« Hobtown » : quand le Club des 5 rencontre Twin Peaks
Ne vous fiez pas au charme désuet d’Hobtown, petite ville côtière de Nouvelle-Écosse au Canada. Sa douceur de vivre n’est que – très – apparente : les disparitions d’hommes s’y multiplient. Rapidement, un club de détectives en herbe, du lycée local, décident de mener l’enquête. On pourrait se croire dans Le Club des Cinq ou Alice détective, polars gentillets prisés des enfants. Mais il n’en est rien. L’ambiance devient vite poisseuse, les crimes affreux, et le lecteur se retrouve englué dans une histoire séduisante. Un feuilleton délicieusement vintage, mitonné par les Canadiens Alexander Forbes et Kris Bertin. Alors que sort le deuxième volume (L’Ermite maudit) et que le premier, L’Affaire des hommes disparus, concourt en sélection polar au Festival d’Angoulême, ils racontent la genèse de leur série.
Comment décririez-vous la ville d’Hobtown ?
Alexander Forbes : C’est un endroit fictionnel, basé sur quelques vraies villes de notre région de Nouvelle-Écosse [au Canada, ndlr], comme Lunenburg, Pugwash ou Cape Breton, que ne connaissent probablement pas les lecteurs français. Ces lieux sont pittoresques, mais si l’on y passe un certain temps, on peut se sentir inquiet, perturbé, sans vraiment pouvoir décrire ce sentiment. Cette étrangeté subtile est ancrée dans le folklore et l’histoire coloniale de la Nouvelle-Écosse, ce qui en fait le cadre parfait pour nos histoires mystérieuses et bizarres.
Kris Bertin : Hobtown est pour moi la petite ville qu’un enfant avec beaucoup d’imagination peut inventer. Pour un gamin, il est facile d’imaginer que tous les adultes sont fous ou maudits, qu’il existe un club de gens démoniaques, ou que la ville elle-même est bâtie sur un tas de monstres et de secrets. Sauf qu’à Hobtown, tout cela est vrai.
Pourquoi avoir choisi des adolescents comme héros ?
A.F. : L’une des lignes directrices des intrigues de Hobtown est l’amitié. Lorsque nous étions ados, nos relations amicales étaient d’une importance capitale : nous nous débattions ensemble dans les mêmes difficultés. Ces adolescents sont confrontés à d’effrayantes réalités que les adultes leur ont cachées. Cela les mène à questionner la moralité de leurs parents et proches.

◇ ◇ ◇

**Consigne a**
Reprenez mot pour mot le passage de l'entretien sur Hobtown compris entre « Pourquoi avoir choisi » et « parents et proches. », ces deux bornes incluses.
Le texte et le listing n'ont aucun lien entre eux.

◇ ◇ ◇

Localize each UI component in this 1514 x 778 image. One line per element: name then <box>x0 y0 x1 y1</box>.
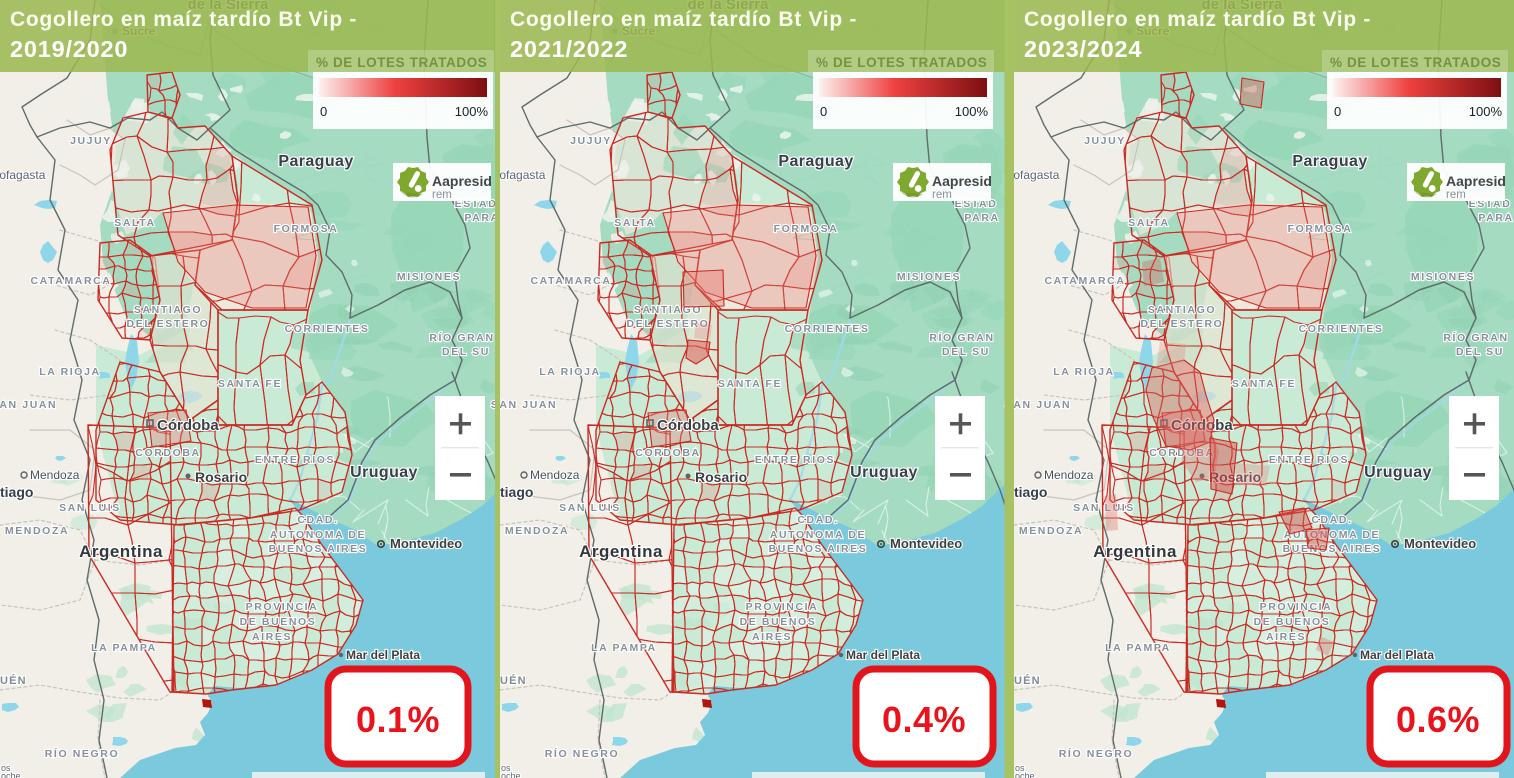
svg-text:Cogollero en maíz tardío Bt Vi: Cogollero en maíz tardío Bt Vip - <box>10 8 357 31</box>
svg-text:Aapresid: Aapresid <box>932 173 992 189</box>
svg-text:2021/2022: 2021/2022 <box>510 36 628 62</box>
svg-text:100%: 100% <box>1469 104 1503 119</box>
svg-text:rem: rem <box>432 189 452 201</box>
svg-text:100%: 100% <box>455 104 489 119</box>
svg-text:rem: rem <box>1446 189 1466 201</box>
svg-text:0.1%: 0.1% <box>356 699 440 740</box>
svg-text:0: 0 <box>820 104 827 119</box>
svg-text:0: 0 <box>320 104 327 119</box>
svg-text:0.4%: 0.4% <box>882 699 966 740</box>
svg-text:rem: rem <box>932 189 952 201</box>
svg-text:% DE LOTES TRATADOS: % DE LOTES TRATADOS <box>1330 55 1501 70</box>
svg-text:Cogollero en maíz tardío Bt Vi: Cogollero en maíz tardío Bt Vip - <box>510 8 857 31</box>
svg-text:Aapresid: Aapresid <box>1446 173 1506 189</box>
svg-text:2019/2020: 2019/2020 <box>10 36 128 62</box>
svg-text:0.6%: 0.6% <box>1396 699 1480 740</box>
svg-text:% DE LOTES TRATADOS: % DE LOTES TRATADOS <box>816 55 987 70</box>
svg-text:2023/2024: 2023/2024 <box>1024 36 1142 62</box>
svg-text:Aapresid: Aapresid <box>432 173 492 189</box>
svg-text:100%: 100% <box>955 104 989 119</box>
svg-text:% DE LOTES TRATADOS: % DE LOTES TRATADOS <box>316 55 487 70</box>
svg-text:Cogollero en maíz tardío Bt Vi: Cogollero en maíz tardío Bt Vip - <box>1024 8 1371 31</box>
svg-text:0: 0 <box>1334 104 1341 119</box>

◇ ◇ ◇

**Consigne b**
Reproduisez à l'identique les lignes du listing situées entre celle qui contient « 8 357 31</box> » et celle qui contient « svg-text:0.1%: 0.1% <box>356 », ces deux lignes comprises.

**Réponse complète a**
Pourquoi avoir choisi des adolescents comme héros ?
A.F. : L’une des lignes directrices des intrigues de Hobtown est l’amitié. Lorsque nous étions ados, nos relations amicales étaient d’une importance capitale : nous nous débattions ensemble dans les mêmes difficultés. Ces adolescents sont confrontés à d’effrayantes réalités que les adultes leur ont cachées. Cela les mène à questionner la moralité de leurs parents et proches.

**Réponse complète b**
svg-text:Cogollero en maíz tardío Bt Vi: Cogollero en maíz tardío Bt Vip - <box>10 8 357 31</box>
svg-text:Aapresid: Aapresid <box>932 173 992 189</box>
svg-text:2021/2022: 2021/2022 <box>510 36 628 62</box>
svg-text:100%: 100% <box>1469 104 1503 119</box>
svg-text:rem: rem <box>432 189 452 201</box>
svg-text:100%: 100% <box>455 104 489 119</box>
svg-text:rem: rem <box>1446 189 1466 201</box>
svg-text:0.1%: 0.1% <box>356 699 440 740</box>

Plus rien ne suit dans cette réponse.